_DOCUMENT EXTRACT:_
☆ ☆ ☆ ☆ ☆ ☆ ☆

In trying to combat this the nuclear industry is fighting the wrong battle. It doesn’t understand that the opposition doesn’t want safer / more regulated plants etc, and it doesn’t want solutions – it wants nuclear to be completely off the map as an option. It is existential.
The reason that the nuclear sceptic Amory Lovins gained some traction as a critic of nuclear was that he isn’t ant-capitalist or anti-growth. He, therefore, has a unique perspective that appears more credible although it was wrong on basic points.
There is a trend of people who are sceptical and resistant to nuclear energy out of a fear of offending people / being immoral. They have an image of nuclear horror in their head and struggle to get past it.
“If I'm choosing a team, if I am tasked with decarbonizing and I'm choosing a team of people to work with, I'll take, any day, I'll take somebody who thinks it's a scam but believes in abundance, over somebody who thinks that global warming and climate change are totally happening, but doesn't believe in abundance. Why? Because you can't build the systems necessary with somebody who doesn't believe in abundance. You just can't get them to understand the necessity of sacrificing to build today, to provide in large amounts for tomorrow.”

☆ ☆ ☆ ☆ ☆ ☆ ☆

_DATA BLOCK:_

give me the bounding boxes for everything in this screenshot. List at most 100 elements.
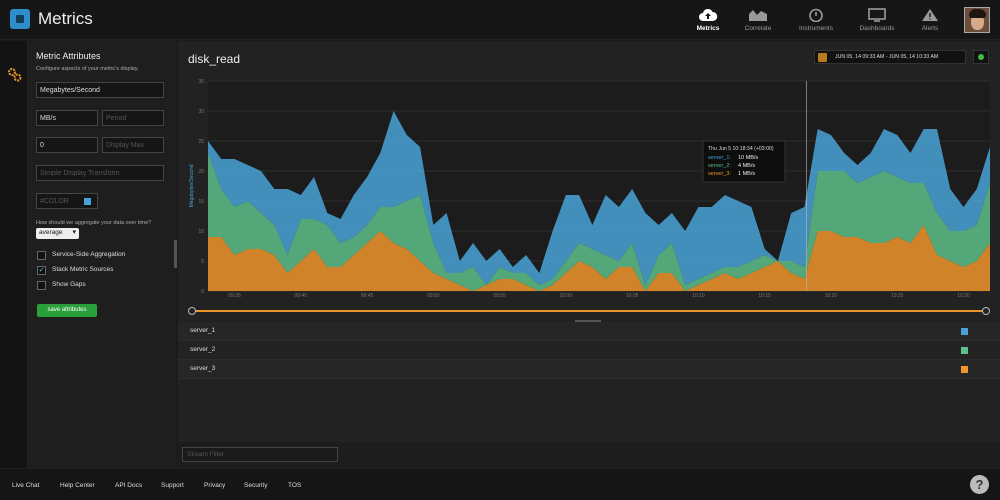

☆ ☆ ☆ ☆ ☆ ☆ ☆

_TASK:_ Transcribe the text on opposition to nuclear energy, starting at "In trying to" and ending at "It is existential.". Work only from the text on opposition to nuclear energy.

_EXPECTED ANSWER:_
In trying to combat this the nuclear industry is fighting the wrong battle. It doesn’t understand that the opposition doesn’t want safer / more regulated plants etc, and it doesn’t want solutions – it wants nuclear to be completely off the map as an option. It is existential.